Work to be completed => Pick out each line containing the string "What".

Records shown =>
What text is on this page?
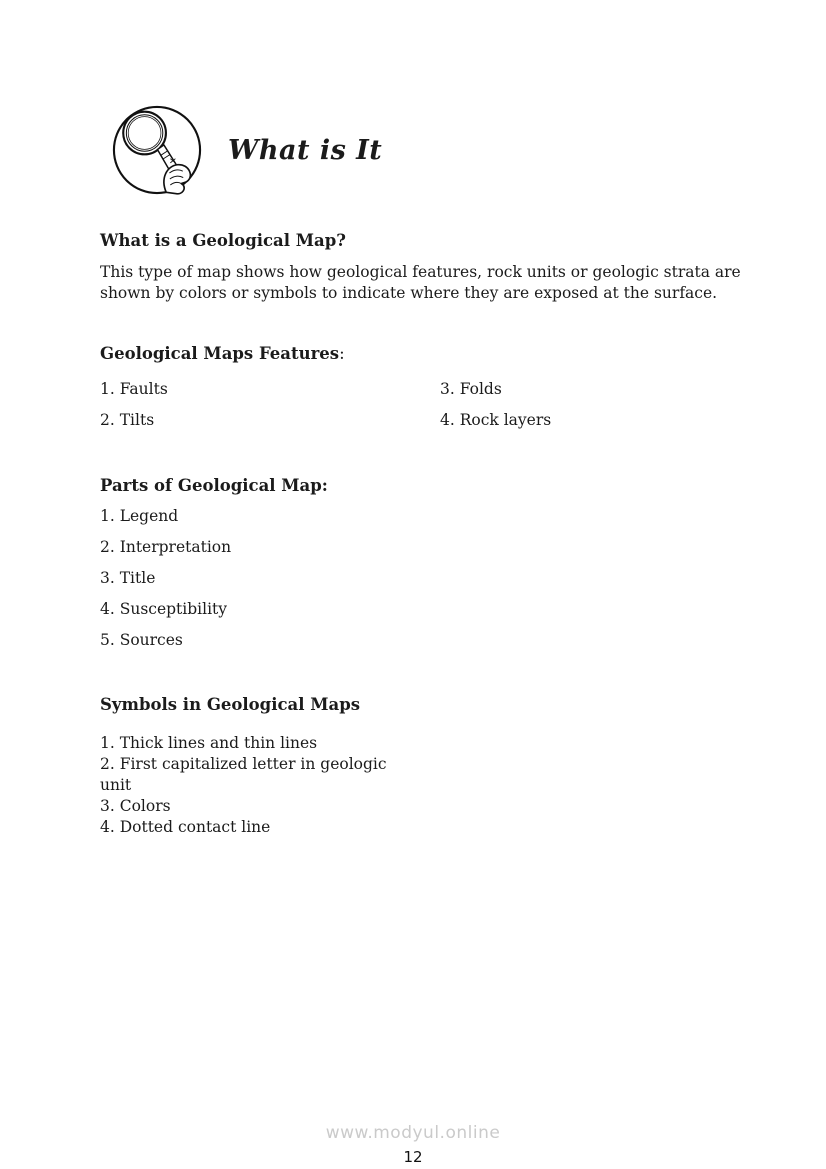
What is It
What is a Geological Map?

This type of map shows how geological features, rock units or geologic strata are shown by colors or symbols to indicate where they are exposed at the surface.

Geological Maps Features:
1. Faults
2. Tilts
3. Folds
4. Rock layers
Parts of Geological Map:
1. Legend
2. Interpretation
3. Title
4. Susceptibility
5. Sources
Symbols in Geological Maps
1. Thick lines and thin lines
2. First capitalized letter in geologic unit
3. Colors
4. Dotted contact line
www.modyul.online
12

Task response =>
What text is on this page?
What is It
What is a Geological Map?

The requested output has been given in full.